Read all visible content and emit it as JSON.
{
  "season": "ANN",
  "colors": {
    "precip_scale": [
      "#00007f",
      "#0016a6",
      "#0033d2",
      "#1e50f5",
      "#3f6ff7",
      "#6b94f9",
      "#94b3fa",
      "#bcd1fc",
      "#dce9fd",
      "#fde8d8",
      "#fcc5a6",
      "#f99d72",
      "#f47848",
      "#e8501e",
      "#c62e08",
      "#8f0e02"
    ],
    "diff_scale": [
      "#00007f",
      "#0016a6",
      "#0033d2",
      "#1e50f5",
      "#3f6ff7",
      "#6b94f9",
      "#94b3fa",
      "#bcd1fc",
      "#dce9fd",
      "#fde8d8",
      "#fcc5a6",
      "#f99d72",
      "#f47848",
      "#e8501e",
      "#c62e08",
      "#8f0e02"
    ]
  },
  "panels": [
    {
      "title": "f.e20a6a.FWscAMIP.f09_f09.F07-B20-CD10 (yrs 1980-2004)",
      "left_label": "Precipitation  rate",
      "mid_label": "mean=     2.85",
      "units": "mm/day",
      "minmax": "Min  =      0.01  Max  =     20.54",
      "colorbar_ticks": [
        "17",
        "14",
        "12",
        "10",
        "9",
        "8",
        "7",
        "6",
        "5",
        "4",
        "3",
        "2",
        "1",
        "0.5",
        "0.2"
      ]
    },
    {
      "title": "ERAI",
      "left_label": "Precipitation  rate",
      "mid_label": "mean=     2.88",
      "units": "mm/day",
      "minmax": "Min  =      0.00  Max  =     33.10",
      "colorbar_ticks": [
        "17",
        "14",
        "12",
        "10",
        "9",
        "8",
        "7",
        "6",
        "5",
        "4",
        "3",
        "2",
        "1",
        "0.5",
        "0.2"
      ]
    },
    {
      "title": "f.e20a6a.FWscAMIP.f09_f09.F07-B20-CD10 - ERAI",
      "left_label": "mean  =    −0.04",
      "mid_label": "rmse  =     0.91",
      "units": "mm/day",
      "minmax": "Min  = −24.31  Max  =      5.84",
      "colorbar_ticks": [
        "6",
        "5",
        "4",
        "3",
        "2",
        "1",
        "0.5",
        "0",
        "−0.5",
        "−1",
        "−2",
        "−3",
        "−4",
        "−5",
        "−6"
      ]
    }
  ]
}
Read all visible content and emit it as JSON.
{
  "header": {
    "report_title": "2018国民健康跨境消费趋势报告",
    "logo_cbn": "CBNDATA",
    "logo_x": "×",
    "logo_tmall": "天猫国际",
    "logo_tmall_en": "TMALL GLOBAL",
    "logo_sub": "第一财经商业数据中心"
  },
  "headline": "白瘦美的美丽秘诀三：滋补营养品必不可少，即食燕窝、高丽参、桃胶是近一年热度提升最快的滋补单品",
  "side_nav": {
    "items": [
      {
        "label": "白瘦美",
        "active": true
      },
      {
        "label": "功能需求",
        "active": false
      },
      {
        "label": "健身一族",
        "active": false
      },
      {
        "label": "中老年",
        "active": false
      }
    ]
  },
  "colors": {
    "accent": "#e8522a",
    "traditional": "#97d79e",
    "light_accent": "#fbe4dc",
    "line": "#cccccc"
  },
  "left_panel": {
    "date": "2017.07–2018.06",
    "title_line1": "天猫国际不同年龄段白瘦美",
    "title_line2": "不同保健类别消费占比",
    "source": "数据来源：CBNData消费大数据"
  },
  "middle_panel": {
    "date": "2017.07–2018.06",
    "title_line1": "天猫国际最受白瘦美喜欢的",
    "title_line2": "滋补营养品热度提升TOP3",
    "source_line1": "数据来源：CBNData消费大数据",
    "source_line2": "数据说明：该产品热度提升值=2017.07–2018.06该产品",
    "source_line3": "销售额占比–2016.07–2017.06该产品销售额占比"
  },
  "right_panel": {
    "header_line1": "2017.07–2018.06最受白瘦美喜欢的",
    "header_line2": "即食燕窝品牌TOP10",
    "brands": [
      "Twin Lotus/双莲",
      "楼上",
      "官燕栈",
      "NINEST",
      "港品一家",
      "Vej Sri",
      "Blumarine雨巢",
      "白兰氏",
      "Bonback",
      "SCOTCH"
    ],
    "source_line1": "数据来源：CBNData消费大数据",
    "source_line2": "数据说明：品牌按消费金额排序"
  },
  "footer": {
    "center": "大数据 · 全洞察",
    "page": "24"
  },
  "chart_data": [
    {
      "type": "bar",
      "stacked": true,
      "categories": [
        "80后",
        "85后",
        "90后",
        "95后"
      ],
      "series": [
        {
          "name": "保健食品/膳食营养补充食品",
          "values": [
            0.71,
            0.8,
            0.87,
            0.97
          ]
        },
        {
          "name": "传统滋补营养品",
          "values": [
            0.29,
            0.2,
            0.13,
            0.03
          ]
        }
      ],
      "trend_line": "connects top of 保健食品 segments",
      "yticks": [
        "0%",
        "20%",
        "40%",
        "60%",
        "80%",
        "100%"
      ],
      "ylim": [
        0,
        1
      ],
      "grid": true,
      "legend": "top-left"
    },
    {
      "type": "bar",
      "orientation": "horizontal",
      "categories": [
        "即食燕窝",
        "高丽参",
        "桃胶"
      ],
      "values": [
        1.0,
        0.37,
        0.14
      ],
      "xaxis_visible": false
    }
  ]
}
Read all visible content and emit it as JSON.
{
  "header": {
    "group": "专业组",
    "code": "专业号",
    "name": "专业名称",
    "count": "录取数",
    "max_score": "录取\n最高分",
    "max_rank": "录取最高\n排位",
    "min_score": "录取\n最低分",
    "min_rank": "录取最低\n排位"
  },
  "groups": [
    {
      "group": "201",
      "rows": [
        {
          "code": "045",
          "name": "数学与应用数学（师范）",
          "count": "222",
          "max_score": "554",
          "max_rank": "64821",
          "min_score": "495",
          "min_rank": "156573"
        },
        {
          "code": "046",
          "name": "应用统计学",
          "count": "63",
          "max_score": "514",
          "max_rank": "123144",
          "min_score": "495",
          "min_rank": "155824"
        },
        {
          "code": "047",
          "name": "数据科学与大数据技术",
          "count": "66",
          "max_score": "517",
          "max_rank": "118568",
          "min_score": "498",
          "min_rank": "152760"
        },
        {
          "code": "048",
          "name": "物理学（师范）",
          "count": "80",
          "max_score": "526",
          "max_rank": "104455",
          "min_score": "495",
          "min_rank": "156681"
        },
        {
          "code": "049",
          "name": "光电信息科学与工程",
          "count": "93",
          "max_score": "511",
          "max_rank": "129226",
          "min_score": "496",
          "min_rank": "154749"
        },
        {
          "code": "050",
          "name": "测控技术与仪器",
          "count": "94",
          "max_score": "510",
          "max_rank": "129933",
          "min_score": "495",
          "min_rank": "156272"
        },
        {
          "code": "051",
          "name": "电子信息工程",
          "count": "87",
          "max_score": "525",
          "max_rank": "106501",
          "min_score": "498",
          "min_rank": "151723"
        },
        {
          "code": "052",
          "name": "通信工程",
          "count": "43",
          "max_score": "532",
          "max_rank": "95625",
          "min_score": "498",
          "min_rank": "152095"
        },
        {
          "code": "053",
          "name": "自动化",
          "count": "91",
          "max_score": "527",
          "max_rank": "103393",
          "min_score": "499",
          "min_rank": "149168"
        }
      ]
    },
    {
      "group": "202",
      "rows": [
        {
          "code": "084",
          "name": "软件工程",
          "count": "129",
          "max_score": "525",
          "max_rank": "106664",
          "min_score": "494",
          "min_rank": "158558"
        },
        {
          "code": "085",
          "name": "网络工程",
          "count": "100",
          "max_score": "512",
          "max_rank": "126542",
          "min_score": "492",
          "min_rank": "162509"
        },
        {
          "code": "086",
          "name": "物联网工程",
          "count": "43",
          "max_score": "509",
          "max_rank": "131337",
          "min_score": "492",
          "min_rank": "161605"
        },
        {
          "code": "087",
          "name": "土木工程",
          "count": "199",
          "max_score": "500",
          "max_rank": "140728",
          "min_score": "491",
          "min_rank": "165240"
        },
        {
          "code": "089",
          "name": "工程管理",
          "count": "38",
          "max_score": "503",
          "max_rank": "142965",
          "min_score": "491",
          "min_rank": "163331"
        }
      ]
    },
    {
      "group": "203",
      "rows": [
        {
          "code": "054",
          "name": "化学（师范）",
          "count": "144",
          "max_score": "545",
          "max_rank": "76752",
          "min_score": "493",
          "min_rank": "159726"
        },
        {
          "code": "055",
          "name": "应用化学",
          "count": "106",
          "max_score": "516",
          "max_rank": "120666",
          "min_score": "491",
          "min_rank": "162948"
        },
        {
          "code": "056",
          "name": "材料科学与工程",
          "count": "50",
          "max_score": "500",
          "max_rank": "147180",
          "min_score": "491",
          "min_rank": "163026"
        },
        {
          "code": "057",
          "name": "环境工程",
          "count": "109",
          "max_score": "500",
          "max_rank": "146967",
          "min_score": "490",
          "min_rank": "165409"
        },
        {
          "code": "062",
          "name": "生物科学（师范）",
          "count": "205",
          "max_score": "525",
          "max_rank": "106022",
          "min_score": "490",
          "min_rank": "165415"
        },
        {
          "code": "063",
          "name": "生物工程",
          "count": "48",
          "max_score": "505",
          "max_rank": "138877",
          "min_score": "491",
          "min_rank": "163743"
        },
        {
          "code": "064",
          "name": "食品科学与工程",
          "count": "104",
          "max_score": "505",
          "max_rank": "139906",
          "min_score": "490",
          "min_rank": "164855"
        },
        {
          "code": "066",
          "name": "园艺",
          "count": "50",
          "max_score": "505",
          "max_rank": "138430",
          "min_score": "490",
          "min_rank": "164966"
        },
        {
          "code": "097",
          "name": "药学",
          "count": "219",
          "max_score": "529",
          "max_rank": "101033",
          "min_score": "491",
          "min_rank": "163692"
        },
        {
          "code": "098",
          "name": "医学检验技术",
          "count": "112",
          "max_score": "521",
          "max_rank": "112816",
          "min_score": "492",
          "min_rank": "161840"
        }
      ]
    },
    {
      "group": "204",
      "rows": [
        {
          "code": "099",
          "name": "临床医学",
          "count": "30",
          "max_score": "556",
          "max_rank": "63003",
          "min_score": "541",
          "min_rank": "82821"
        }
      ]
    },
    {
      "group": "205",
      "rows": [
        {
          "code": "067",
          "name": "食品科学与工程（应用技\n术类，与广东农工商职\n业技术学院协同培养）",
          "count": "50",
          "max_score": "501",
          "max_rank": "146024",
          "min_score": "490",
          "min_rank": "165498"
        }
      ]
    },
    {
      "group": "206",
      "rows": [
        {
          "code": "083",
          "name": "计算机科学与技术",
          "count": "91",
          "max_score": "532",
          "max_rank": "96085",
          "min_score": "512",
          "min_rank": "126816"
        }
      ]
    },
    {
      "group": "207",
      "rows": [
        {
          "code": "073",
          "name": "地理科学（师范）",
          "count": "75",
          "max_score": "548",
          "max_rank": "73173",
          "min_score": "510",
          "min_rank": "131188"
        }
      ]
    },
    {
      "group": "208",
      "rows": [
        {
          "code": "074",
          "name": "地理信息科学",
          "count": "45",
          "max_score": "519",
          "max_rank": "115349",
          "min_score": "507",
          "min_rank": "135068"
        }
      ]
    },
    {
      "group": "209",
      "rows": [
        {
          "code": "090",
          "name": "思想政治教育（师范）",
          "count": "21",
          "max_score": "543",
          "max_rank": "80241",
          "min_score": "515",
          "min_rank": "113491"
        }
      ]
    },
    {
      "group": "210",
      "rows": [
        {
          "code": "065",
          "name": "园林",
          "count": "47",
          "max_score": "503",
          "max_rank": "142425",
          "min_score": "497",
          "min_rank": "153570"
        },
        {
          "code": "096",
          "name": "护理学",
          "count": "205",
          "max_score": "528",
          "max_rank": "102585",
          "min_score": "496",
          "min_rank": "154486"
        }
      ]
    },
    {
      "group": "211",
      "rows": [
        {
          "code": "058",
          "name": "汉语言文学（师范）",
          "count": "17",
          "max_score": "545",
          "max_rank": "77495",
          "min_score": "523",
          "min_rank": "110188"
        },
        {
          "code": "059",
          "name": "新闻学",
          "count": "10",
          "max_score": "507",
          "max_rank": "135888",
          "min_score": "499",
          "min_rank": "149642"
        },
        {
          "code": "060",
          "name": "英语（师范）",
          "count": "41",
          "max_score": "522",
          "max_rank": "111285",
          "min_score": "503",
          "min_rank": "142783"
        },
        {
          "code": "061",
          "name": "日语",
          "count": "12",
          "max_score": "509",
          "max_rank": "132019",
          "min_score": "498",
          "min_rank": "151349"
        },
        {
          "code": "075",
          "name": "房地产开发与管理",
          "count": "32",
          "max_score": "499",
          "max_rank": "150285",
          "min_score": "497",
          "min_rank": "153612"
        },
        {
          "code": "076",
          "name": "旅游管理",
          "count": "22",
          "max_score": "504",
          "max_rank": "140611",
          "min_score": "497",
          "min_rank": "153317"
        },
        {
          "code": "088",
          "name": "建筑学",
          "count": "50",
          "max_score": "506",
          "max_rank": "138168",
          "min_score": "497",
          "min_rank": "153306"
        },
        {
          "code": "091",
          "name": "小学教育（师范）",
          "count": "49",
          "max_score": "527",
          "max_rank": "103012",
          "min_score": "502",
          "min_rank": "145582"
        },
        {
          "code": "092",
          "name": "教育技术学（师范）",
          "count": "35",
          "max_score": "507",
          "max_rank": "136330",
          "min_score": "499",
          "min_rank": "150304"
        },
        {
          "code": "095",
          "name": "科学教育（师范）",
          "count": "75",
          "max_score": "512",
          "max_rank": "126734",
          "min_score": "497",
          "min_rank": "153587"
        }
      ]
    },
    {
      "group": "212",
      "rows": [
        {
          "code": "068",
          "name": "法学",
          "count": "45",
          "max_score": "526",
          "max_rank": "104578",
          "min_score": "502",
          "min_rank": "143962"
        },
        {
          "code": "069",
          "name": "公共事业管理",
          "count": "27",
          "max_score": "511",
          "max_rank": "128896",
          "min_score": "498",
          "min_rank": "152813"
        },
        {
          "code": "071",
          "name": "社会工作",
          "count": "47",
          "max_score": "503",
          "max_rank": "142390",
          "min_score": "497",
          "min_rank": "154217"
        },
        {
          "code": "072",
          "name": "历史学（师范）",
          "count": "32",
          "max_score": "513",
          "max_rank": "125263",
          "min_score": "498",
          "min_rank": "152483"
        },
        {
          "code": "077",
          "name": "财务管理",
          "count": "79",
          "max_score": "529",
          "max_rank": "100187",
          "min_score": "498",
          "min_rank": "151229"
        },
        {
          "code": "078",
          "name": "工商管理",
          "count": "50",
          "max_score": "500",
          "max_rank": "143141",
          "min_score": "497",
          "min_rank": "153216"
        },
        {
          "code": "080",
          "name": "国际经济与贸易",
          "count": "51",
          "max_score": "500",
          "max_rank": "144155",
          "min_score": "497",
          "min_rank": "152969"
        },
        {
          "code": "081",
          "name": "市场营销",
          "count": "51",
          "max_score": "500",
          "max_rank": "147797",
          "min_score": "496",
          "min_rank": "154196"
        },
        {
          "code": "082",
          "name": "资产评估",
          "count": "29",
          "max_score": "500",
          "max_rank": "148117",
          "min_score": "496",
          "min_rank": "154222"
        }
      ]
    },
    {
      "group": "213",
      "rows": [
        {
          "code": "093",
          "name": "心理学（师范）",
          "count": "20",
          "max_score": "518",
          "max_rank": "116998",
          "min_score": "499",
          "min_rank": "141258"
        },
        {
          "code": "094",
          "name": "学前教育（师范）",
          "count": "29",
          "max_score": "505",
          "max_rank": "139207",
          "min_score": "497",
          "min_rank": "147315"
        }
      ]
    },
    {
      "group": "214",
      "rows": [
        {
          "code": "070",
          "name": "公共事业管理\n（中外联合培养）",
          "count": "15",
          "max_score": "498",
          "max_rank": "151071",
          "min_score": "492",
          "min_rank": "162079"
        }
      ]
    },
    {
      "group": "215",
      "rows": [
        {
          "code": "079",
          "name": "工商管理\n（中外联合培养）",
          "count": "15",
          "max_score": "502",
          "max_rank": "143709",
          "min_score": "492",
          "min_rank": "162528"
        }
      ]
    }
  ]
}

**WORK INSTRUCTIONS:** Every line above that contains the word "保健食品" should be reported.

**EXERCISE RESPONSE:**
          "name": "保健食品/膳食营养补充食品",
      "trend_line": "connects top of 保健食品 segments",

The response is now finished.